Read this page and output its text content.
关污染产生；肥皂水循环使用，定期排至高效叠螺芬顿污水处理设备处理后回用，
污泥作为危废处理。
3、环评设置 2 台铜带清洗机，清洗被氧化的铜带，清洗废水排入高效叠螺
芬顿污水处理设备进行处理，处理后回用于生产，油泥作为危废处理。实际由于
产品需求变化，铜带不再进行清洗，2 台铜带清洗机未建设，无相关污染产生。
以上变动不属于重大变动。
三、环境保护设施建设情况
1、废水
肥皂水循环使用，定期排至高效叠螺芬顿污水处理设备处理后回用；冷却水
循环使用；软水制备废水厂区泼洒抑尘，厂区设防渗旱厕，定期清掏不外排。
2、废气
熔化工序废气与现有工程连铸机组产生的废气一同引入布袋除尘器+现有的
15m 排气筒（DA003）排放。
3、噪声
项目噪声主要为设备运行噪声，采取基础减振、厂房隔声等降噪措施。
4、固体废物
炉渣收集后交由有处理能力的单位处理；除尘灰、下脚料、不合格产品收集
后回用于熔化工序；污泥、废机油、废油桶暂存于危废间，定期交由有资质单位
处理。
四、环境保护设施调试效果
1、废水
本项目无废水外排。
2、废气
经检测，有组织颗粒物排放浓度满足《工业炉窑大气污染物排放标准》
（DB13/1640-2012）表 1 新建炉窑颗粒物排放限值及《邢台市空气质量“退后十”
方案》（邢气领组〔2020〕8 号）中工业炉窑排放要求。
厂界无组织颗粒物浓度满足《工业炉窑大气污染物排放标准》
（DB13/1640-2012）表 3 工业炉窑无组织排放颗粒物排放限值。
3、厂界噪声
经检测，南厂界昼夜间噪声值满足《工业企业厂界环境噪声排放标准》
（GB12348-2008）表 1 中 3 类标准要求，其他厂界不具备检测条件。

■ **Stated exercise**
Every line above needs to be retyped exactly.

■ **Exercise answer**
Read this page and output its text content.
关污染产生；肥皂水循环使用，定期排至高效叠螺芬顿污水处理设备处理后回用，
污泥作为危废处理。
3、环评设置 2 台铜带清洗机，清洗被氧化的铜带，清洗废水排入高效叠螺
芬顿污水处理设备进行处理，处理后回用于生产，油泥作为危废处理。实际由于
产品需求变化，铜带不再进行清洗，2 台铜带清洗机未建设，无相关污染产生。
以上变动不属于重大变动。
三、环境保护设施建设情况
1、废水
肥皂水循环使用，定期排至高效叠螺芬顿污水处理设备处理后回用；冷却水
循环使用；软水制备废水厂区泼洒抑尘，厂区设防渗旱厕，定期清掏不外排。
2、废气
熔化工序废气与现有工程连铸机组产生的废气一同引入布袋除尘器+现有的
15m 排气筒（DA003）排放。
3、噪声
项目噪声主要为设备运行噪声，采取基础减振、厂房隔声等降噪措施。
4、固体废物
炉渣收集后交由有处理能力的单位处理；除尘灰、下脚料、不合格产品收集
后回用于熔化工序；污泥、废机油、废油桶暂存于危废间，定期交由有资质单位
处理。
四、环境保护设施调试效果
1、废水
本项目无废水外排。
2、废气
经检测，有组织颗粒物排放浓度满足《工业炉窑大气污染物排放标准》
（DB13/1640-2012）表 1 新建炉窑颗粒物排放限值及《邢台市空气质量“退后十”
方案》（邢气领组〔2020〕8 号）中工业炉窑排放要求。
厂界无组织颗粒物浓度满足《工业炉窑大气污染物排放标准》
（DB13/1640-2012）表 3 工业炉窑无组织排放颗粒物排放限值。
3、厂界噪声
经检测，南厂界昼夜间噪声值满足《工业企业厂界环境噪声排放标准》
（GB12348-2008）表 1 中 3 类标准要求，其他厂界不具备检测条件。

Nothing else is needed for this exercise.